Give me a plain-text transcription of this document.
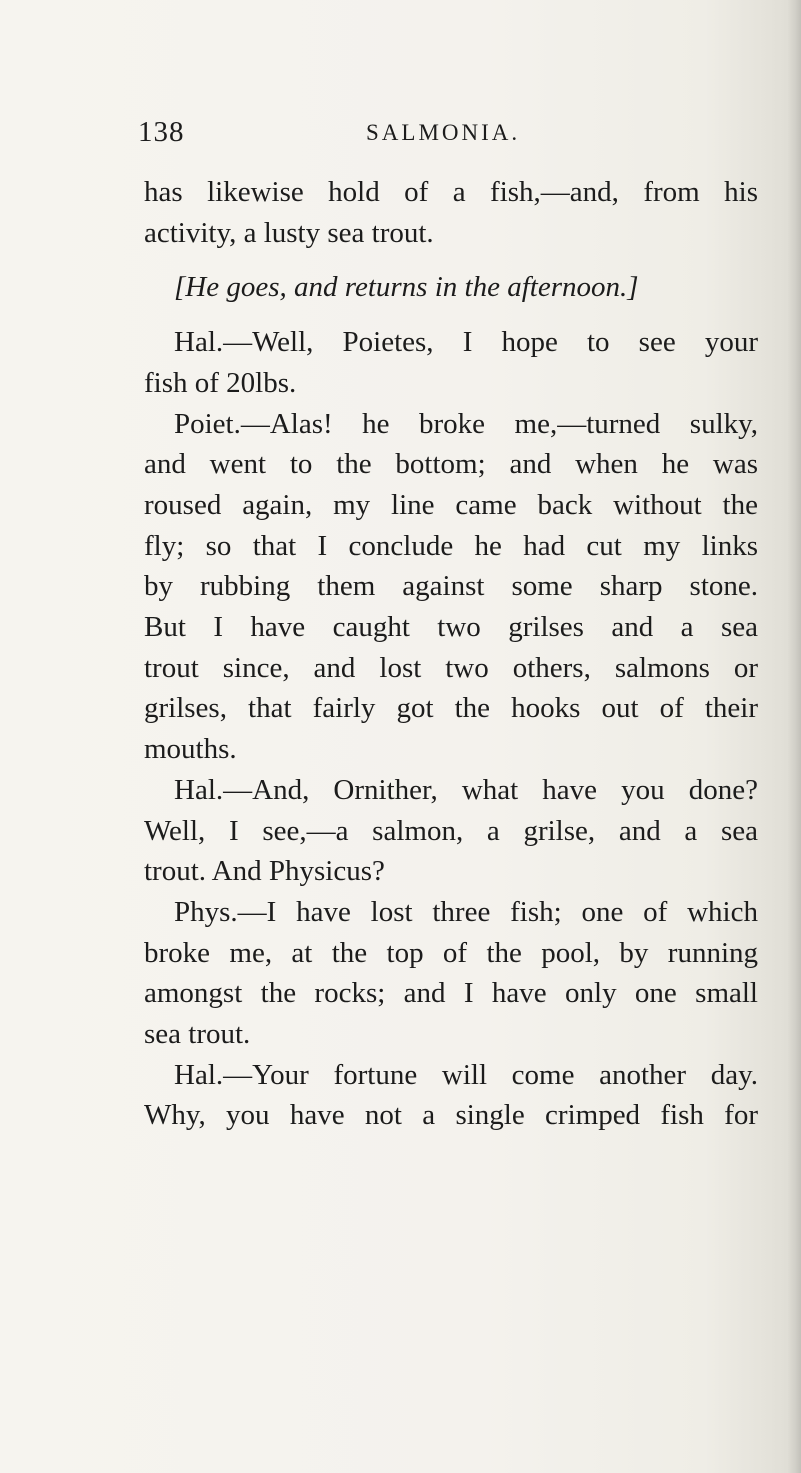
138	SALMONIA.
has likewise hold of a fish,—and, from his
activity, a lusty sea trout.
[He goes, and returns in the afternoon.]
Hal.—Well, Poietes, I hope to see your
fish of 20lbs.
Poiet.—Alas! he broke me,—turned sulky,
and went to the bottom; and when he was
roused again, my line came back without the
fly; so that I conclude he had cut my links
by rubbing them against some sharp stone.
But I have caught two grilses and a sea
trout since, and lost two others, salmons or
grilses, that fairly got the hooks out of their
mouths.
Hal.—And, Ornither, what have you done?
Well, I see,—a salmon, a grilse, and a sea
trout. And Physicus?
Phys.—I have lost three fish; one of which
broke me, at the top of the pool, by running
amongst the rocks; and I have only one small
sea trout.
Hal.—Your fortune will come another day.
Why, you have not a single crimped fish for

▶ **Job**
Figure out how many lines above include the string "have", then report that number and nothing else.

▶ **The answer**
5